> _PROVIDED DATA_:
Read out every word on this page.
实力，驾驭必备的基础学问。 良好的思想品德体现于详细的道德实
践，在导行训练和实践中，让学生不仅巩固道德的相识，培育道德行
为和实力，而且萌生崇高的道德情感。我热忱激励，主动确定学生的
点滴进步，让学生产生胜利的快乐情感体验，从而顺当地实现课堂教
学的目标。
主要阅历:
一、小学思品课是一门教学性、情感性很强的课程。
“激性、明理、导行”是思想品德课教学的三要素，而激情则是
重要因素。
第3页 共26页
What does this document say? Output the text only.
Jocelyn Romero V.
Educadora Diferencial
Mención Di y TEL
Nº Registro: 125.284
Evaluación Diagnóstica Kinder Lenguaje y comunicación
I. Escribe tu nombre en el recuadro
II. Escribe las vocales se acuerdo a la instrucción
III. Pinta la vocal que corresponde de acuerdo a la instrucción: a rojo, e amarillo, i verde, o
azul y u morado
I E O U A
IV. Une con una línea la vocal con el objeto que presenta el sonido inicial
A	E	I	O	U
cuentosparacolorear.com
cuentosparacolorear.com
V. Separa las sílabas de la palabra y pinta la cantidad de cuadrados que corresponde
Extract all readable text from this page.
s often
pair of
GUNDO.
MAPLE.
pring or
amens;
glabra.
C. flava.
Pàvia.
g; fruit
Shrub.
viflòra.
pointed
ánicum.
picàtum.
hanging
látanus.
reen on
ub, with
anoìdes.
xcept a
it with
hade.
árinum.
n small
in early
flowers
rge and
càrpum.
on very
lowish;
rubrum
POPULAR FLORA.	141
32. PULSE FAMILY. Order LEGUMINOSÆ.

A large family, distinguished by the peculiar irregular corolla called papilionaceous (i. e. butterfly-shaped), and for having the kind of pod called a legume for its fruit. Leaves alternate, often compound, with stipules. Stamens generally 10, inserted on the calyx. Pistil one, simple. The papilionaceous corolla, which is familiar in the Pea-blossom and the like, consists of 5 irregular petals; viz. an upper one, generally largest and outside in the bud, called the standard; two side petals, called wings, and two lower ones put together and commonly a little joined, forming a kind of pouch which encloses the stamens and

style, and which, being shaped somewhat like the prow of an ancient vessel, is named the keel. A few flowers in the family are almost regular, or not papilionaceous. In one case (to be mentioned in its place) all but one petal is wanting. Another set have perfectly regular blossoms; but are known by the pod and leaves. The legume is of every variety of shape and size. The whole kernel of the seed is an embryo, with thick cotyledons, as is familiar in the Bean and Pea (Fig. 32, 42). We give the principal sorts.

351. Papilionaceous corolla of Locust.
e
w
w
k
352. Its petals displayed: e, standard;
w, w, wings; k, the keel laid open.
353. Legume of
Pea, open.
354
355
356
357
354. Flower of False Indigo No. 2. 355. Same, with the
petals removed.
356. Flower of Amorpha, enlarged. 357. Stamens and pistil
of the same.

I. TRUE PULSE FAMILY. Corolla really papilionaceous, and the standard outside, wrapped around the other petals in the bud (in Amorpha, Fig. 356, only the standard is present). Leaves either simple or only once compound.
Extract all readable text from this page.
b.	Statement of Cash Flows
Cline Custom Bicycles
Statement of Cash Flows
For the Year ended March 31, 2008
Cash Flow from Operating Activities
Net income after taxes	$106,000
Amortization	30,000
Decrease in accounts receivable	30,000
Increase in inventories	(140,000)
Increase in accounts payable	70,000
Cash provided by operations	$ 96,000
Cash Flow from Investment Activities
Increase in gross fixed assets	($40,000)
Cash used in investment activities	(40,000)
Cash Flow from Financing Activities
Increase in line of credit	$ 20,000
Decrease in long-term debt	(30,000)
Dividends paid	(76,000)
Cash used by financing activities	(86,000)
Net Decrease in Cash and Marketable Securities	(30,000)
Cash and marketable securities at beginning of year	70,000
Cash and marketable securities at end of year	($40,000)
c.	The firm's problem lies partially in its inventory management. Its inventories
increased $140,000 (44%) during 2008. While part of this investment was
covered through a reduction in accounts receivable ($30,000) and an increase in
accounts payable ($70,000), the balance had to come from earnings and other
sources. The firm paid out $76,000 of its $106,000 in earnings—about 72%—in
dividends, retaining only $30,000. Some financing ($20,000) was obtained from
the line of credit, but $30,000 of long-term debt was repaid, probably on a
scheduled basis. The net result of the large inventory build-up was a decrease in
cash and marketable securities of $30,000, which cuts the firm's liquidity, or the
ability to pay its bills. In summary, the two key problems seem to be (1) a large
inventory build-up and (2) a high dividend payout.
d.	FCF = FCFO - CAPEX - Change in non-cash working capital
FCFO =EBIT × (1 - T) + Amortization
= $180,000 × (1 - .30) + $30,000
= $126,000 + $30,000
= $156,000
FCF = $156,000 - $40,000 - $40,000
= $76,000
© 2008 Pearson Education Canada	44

> _WHAT YOU NEED TO DO_: Show every line in the entries where the string "keel" occurs.

> _FINISHED ANSWER_:
style, and which, being shaped somewhat like the prow of an ancient vessel, is named the keel. A few flowers in the family are almost regular, or not papilionaceous. In one case (to be mentioned in its place) all but one petal is wanting. Another set have perfectly regular blossoms; but are known by the pod and leaves. The legume is of every variety of shape and size. The whole kernel of the seed is an embryo, with thick cotyledons, as is familiar in the Bean and Pea (Fig. 32, 42). We give the principal sorts.
w, w, wings; k, the keel laid open.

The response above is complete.